(Dataset records)
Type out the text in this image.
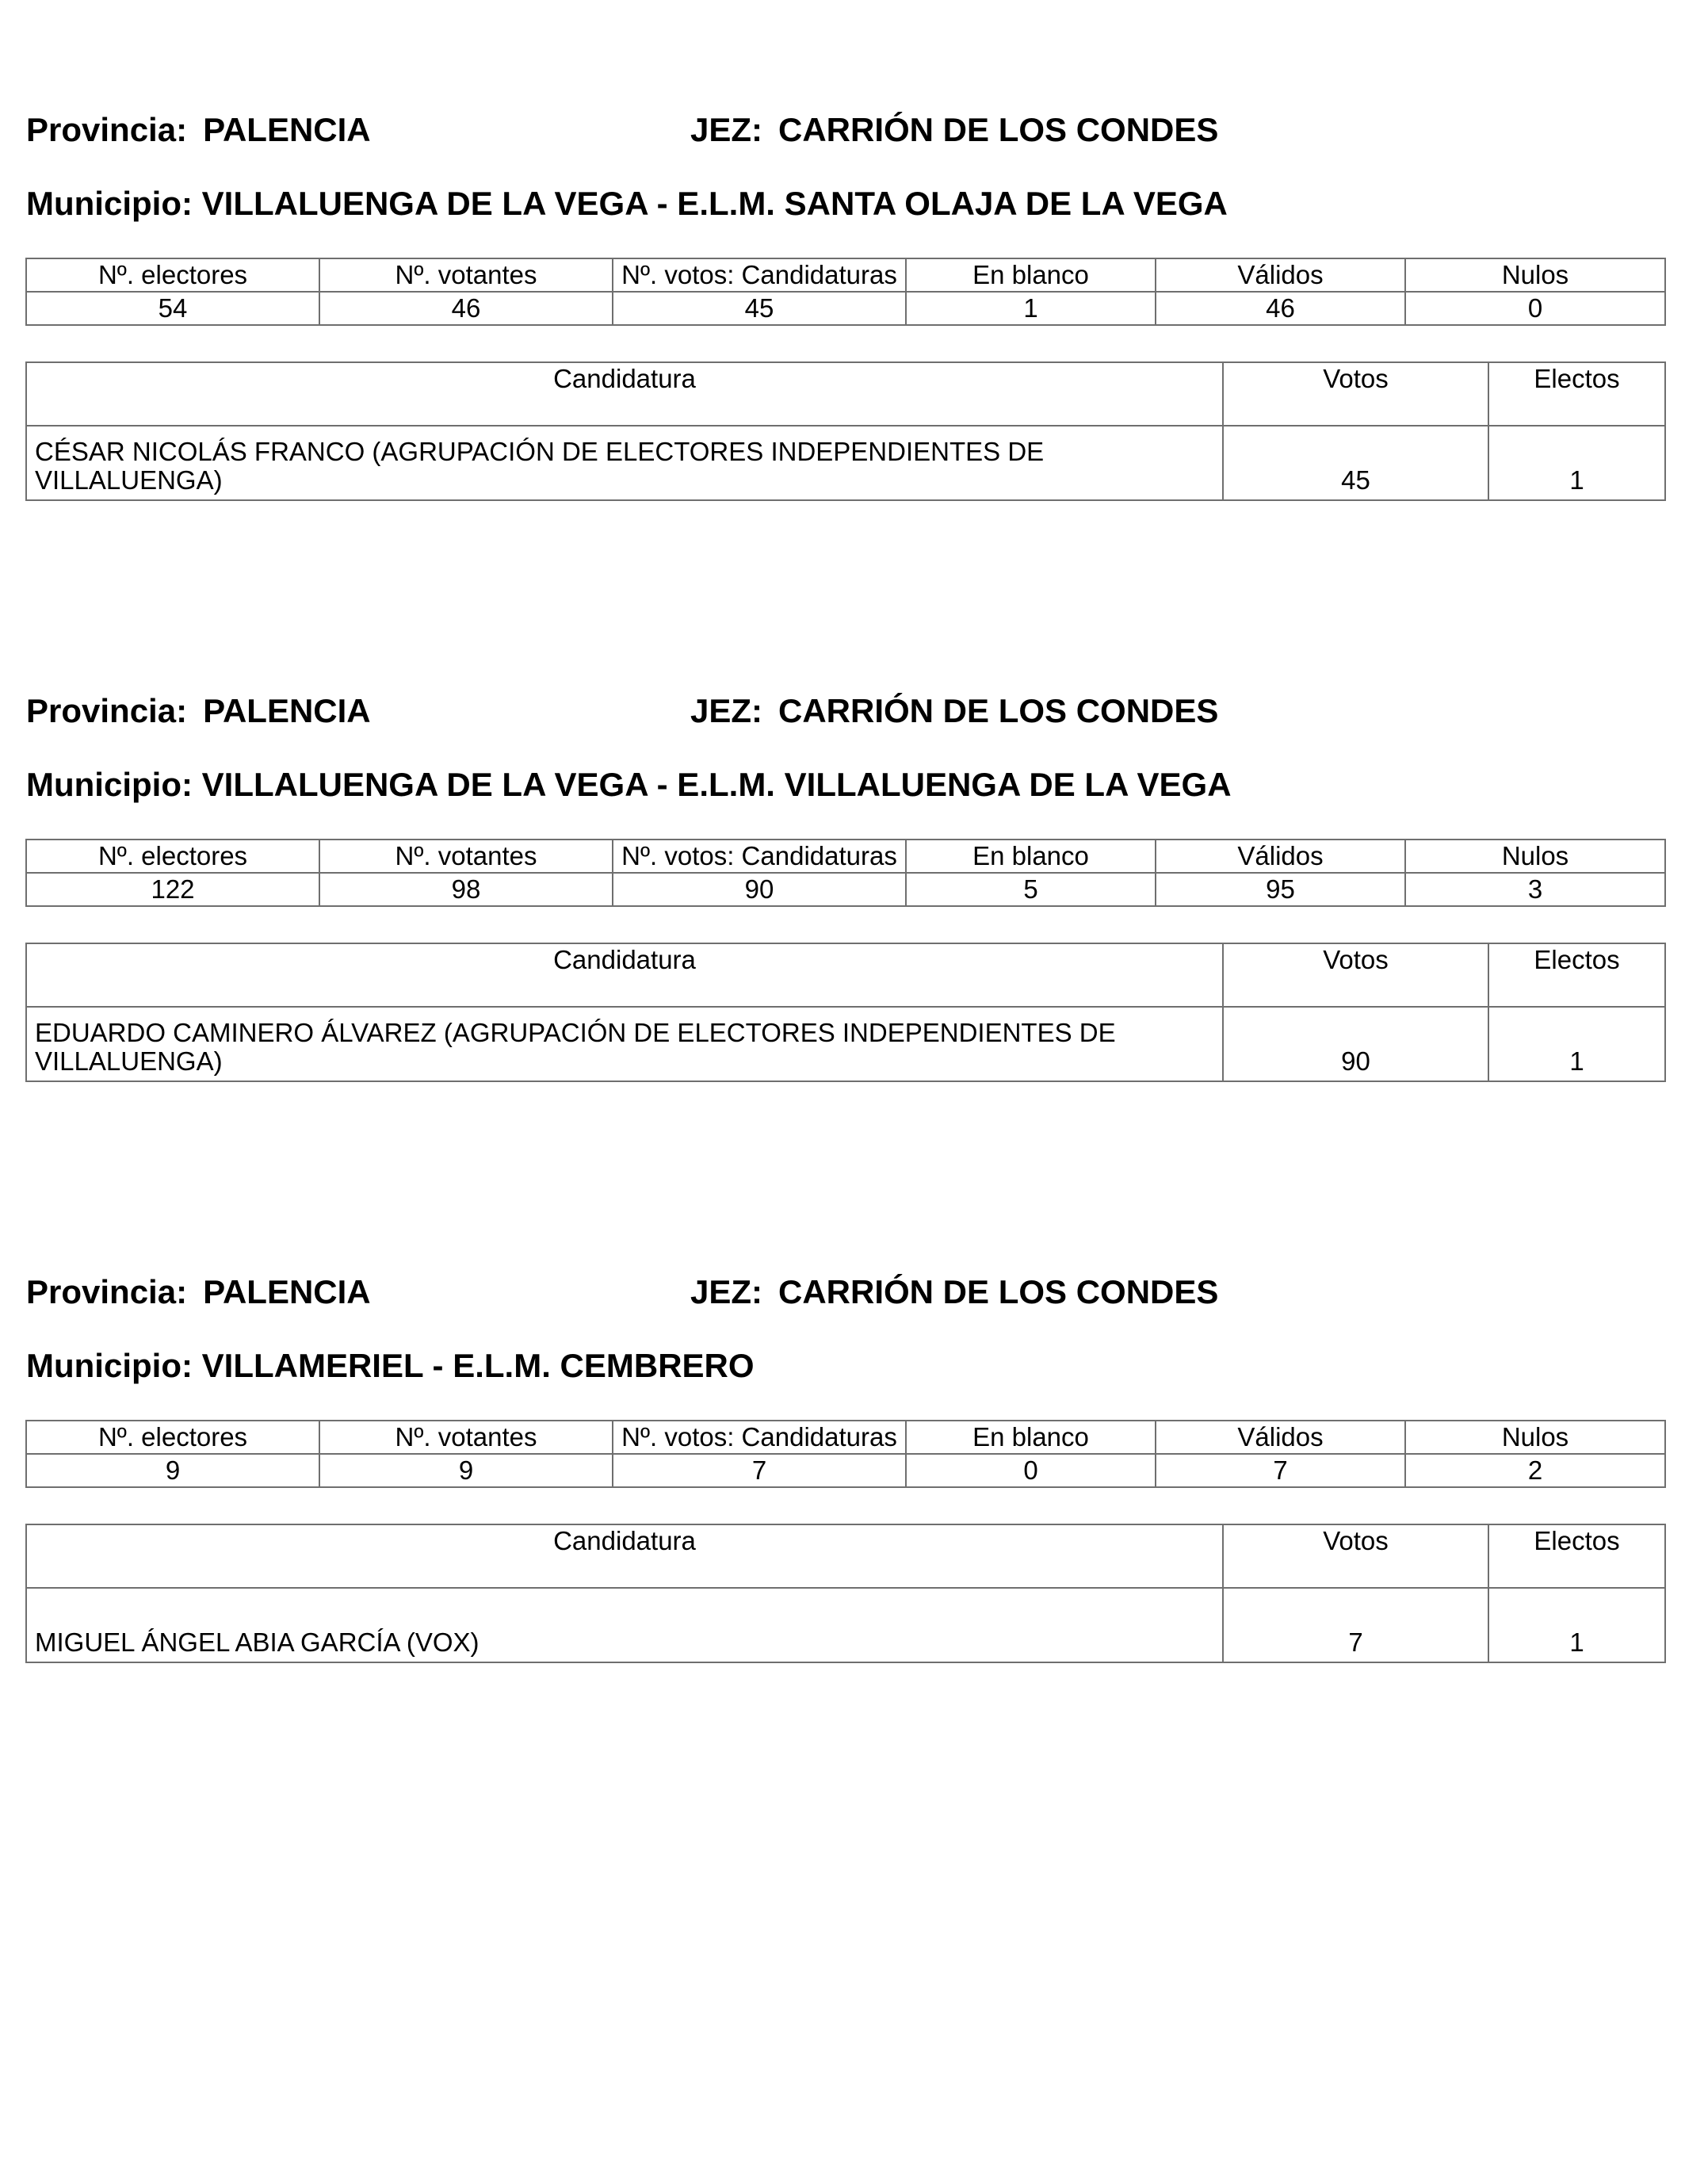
Provincia: PALENCIA	JEZ: CARRIÓN DE LOS CONDES
Municipio: VILLALUENGA DE LA VEGA - E.L.M. SANTA OLAJA DE LA VEGA
Nº. electores	Nº. votantes	Nº. votos: Candidaturas	En blanco	Válidos	Nulos
54	46	45	1	46	0
Candidatura	Votos	Electos
CÉSAR NICOLÁS FRANCO (AGRUPACIÓN DE ELECTORES INDEPENDIENTES DE VILLALUENGA)	45	1
Provincia: PALENCIA	JEZ: CARRIÓN DE LOS CONDES
Municipio: VILLALUENGA DE LA VEGA - E.L.M. VILLALUENGA DE LA VEGA
Nº. electores	Nº. votantes	Nº. votos: Candidaturas	En blanco	Válidos	Nulos
122	98	90	5	95	3
Candidatura	Votos	Electos
EDUARDO CAMINERO ÁLVAREZ (AGRUPACIÓN DE ELECTORES INDEPENDIENTES DE VILLALUENGA)	90	1
Provincia: PALENCIA	JEZ: CARRIÓN DE LOS CONDES
Municipio: VILLAMERIEL - E.L.M. CEMBRERO
Nº. electores	Nº. votantes	Nº. votos: Candidaturas	En blanco	Válidos	Nulos
9	9	7	0	7	2
Candidatura	Votos	Electos
MIGUEL ÁNGEL ABIA GARCÍA (VOX)	7	1
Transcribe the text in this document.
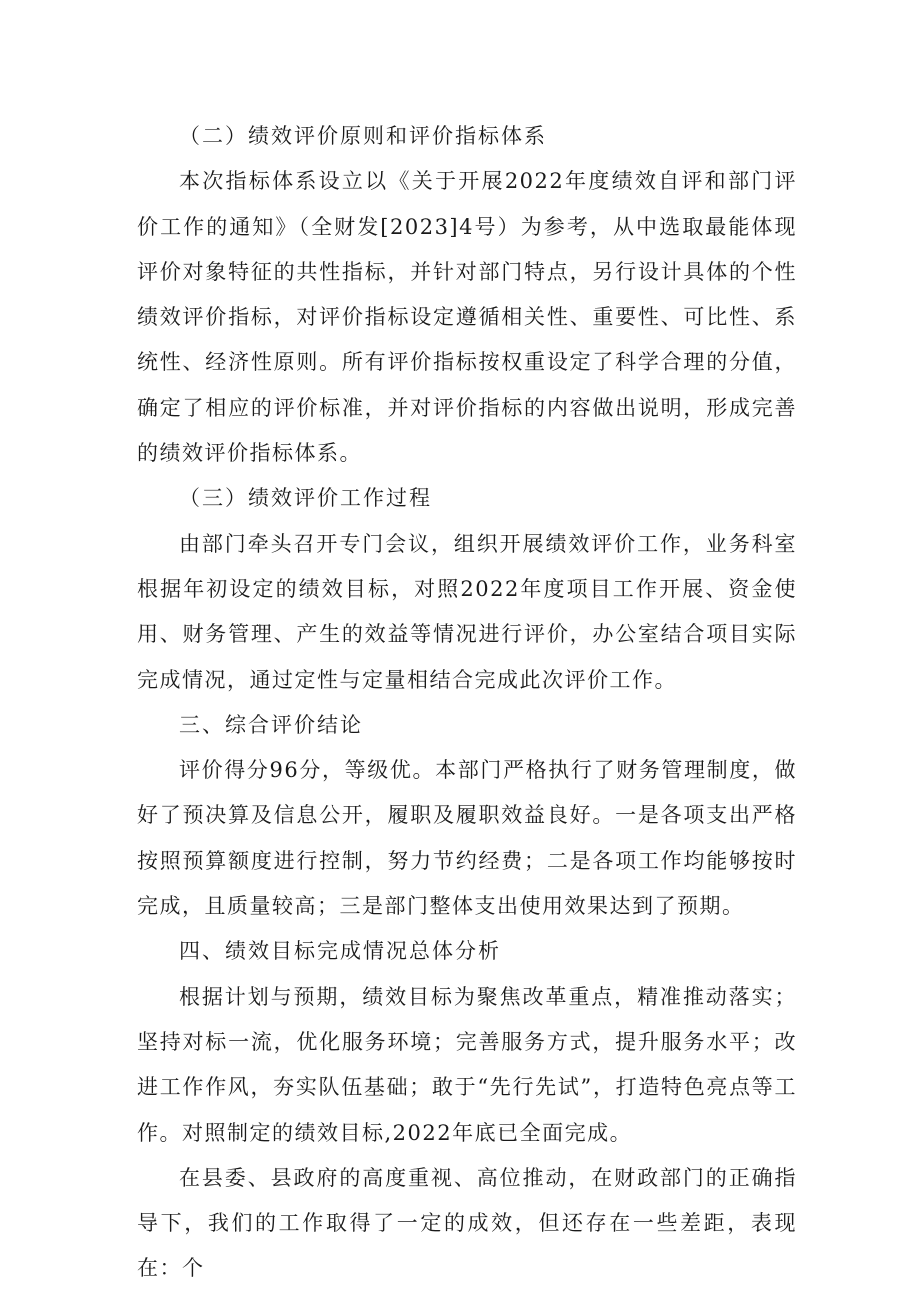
（二）绩效评价原则和评价指标体系

本次指标体系设立以《关于开展2022年度绩效自评和部门评价工作的通知》（全财发[2023]4号）为参考，从中选取最能体现评价对象特征的共性指标，并针对部门特点，另行设计具体的个性绩效评价指标，对评价指标设定遵循相关性、重要性、可比性、系统性、经济性原则。所有评价指标按权重设定了科学合理的分值，确定了相应的评价标准，并对评价指标的内容做出说明，形成完善的绩效评价指标体系。

（三）绩效评价工作过程

由部门牵头召开专门会议，组织开展绩效评价工作，业务科室根据年初设定的绩效目标，对照2022年度项目工作开展、资金使用、财务管理、产生的效益等情况进行评价，办公室结合项目实际完成情况，通过定性与定量相结合完成此次评价工作。

三、综合评价结论

评价得分96分，等级优。本部门严格执行了财务管理制度，做好了预决算及信息公开，履职及履职效益良好。一是各项支出严格按照预算额度进行控制，努力节约经费；二是各项工作均能够按时完成，且质量较高；三是部门整体支出使用效果达到了预期。

四、绩效目标完成情况总体分析

根据计划与预期，绩效目标为聚焦改革重点，精准推动落实；坚持对标一流，优化服务环境；完善服务方式，提升服务水平；改进工作作风，夯实队伍基础；敢于“先行先试”，打造特色亮点等工作。对照制定的绩效目标,2022年底已全面完成。

在县委、县政府的高度重视、高位推动，在财政部门的正确指导下，我们的工作取得了一定的成效，但还存在一些差距，表现在：个
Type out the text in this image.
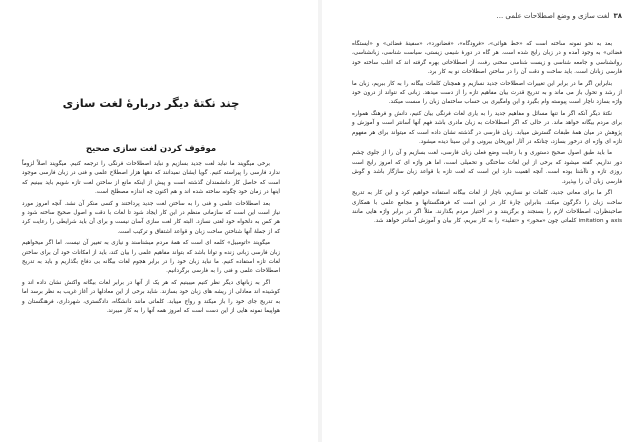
چند نکتهٔ دیگر دربارهٔ لغت سازی
موقوف کردن لغت سازی صحیح

برخی میگویند ما نباید لغت جدید بسازیم و نباید اصطلاحات فرنگی را ترجمه کنیم. میگویند اصلاً لزوماً ندارد فارسی را پیراسته کنیم. گویا ایشان نمیدانند که دهها هزار اصطلاح علمی و فنی در زبان فارسی موجود است که حاصل کار دانشمندان گذشته است و پیش از اینکه مانع از ساختن لغت تازه شویم باید ببینیم که اینها در زمان خود چگونه ساخته شده اند و هم اکنون چه اندازه مصطلح است.

بعد اصطلاحات علمی و فنی را به ساختن لغت جدید پرداختند و کسی منکر آن نشد. آنچه امروز مورد نیاز است این است که سازمانی منظم در این کار ایجاد شود تا لغات با دقت و اصول صحیح ساخته شود و هر کس به دلخواه خود لغتی نسازد. البته کار لغت سازی آسان نیست و برای آن باید شرایطی را رعایت کرد که از جملهٔ آنها شناختن ساخت زبان و قواعد اشتقاق و ترکیب است.

میگویند «اتومبیل» کلمه ای است که همهٔ مردم میشناسند و نیازی به تغییر آن نیست. اما اگر میخواهیم زبان فارسی زبانی زنده و توانا باشد که بتواند مفاهیم علمی را بیان کند، باید از امکانات خود آن برای ساختن لغات تازه استفاده کنیم. ما نباید زبان خود را در برابر هجوم لغات بیگانه بی دفاع بگذاریم و باید به تدریج اصطلاحات علمی و فنی را به فارسی برگردانیم.

اگر به زبانهای دیگر نظر کنیم میبینیم که هر یک از آنها در برابر لغات بیگانه واکنش نشان داده اند و کوشیده اند معادلی از ریشه های زبان خود بسازند. شاید برخی از این معادلها در آغاز غریب به نظر برسد اما به تدریج جای خود را باز میکند و رواج مییابد. کلماتی مانند دانشگاه، دادگستری، شهرداری، فرهنگستان و هواپیما نمونه هایی از این دست است که امروز همه آنها را به کار میبرند.

۳۸
لغت سازی و وضع اصطلاحات علمی ...

بعد به نحو نمونه ساخته است که «خط هوائی»، «فرودگاه»، «فضانورد»، «سفینهٔ فضائی» و «ایستگاه فضائی» به وجود آمده و در زبان رایج شده است. هر گاه در دورهٔ شیمی زیستی، سیاست شناسی، زبانشناسی، روانشناسی و جامعه شناسی و زیست شناسی سخنی رفت، از اصطلاحاتی بهره گرفته اند که اغلب ساخته خود فارسی زبانان است. باید ساخت و دقت آن را در ساختن اصطلاحات نو به کار برد.

بنابراین اگر ما در برابر این تغییرات اصطلاحات جدید نسازیم و همچنان کلمات بیگانه را به کار ببریم، زبان ما از رشد و تحول باز می ماند و به تدریج قدرت بیان مفاهیم تازه را از دست میدهد. زبانی که نتواند از درون خود واژه بسازد ناچار است پیوسته وام بگیرد و این وامگیری بی حساب ساختمان زبان را سست میکند.

نکتهٔ دیگر آنکه اگر ما تنها مسائل و مفاهیم جدید را به یاری لغات فرنگی بیان کنیم، دانش و فرهنگ همواره برای مردم بیگانه خواهد ماند. در حالی که اگر اصطلاحات به زبان مادری باشد فهم آنها آسانتر است و آموزش و پژوهش در میان همهٔ طبقات گسترش مییابد. زبان فارسی در گذشته نشان داده است که میتواند برای هر مفهوم تازه ای واژه ای درخور بسازد، چنانکه در آثار ابوریحان بیرونی و ابن سینا دیده میشود.

ما باید طبق اصول صحیح دستوری و با رعایت وضع فعلی زبان فارسی، لغت بسازیم و آن را از جلوی چشم دور نداریم. گفته میشود که برخی از این لغات ساختگی و تحمیلی است، اما هر واژه ای که امروز رایج است روزی تازه و ناآشنا بوده است. آنچه اهمیت دارد این است که لغت تازه با قواعد زبان سازگار باشد و گوش فارسی زبان آن را بپذیرد.

اگر ما برای معانی جدید، کلمات نو نسازیم، ناچار از لغات بیگانه استفاده خواهیم کرد و این کار به تدریج ساخت زبان را دگرگون میکند. بنابراین چارهٔ کار در این است که فرهنگستانها و مجامع علمی با همکاری صاحبنظران، اصطلاحات لازم را بسنجند و برگزینند و در اختیار مردم بگذارند. مثلاً اگر در برابر واژه هایی مانند axis و imitation کلماتی چون «محور» و «تقلید» را به کار ببریم، کار بیان و آموزش آسانتر خواهد شد.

> Task details
How many lines of these entries contain "هایی"? Answer with the number and nothing else.

> Result below
2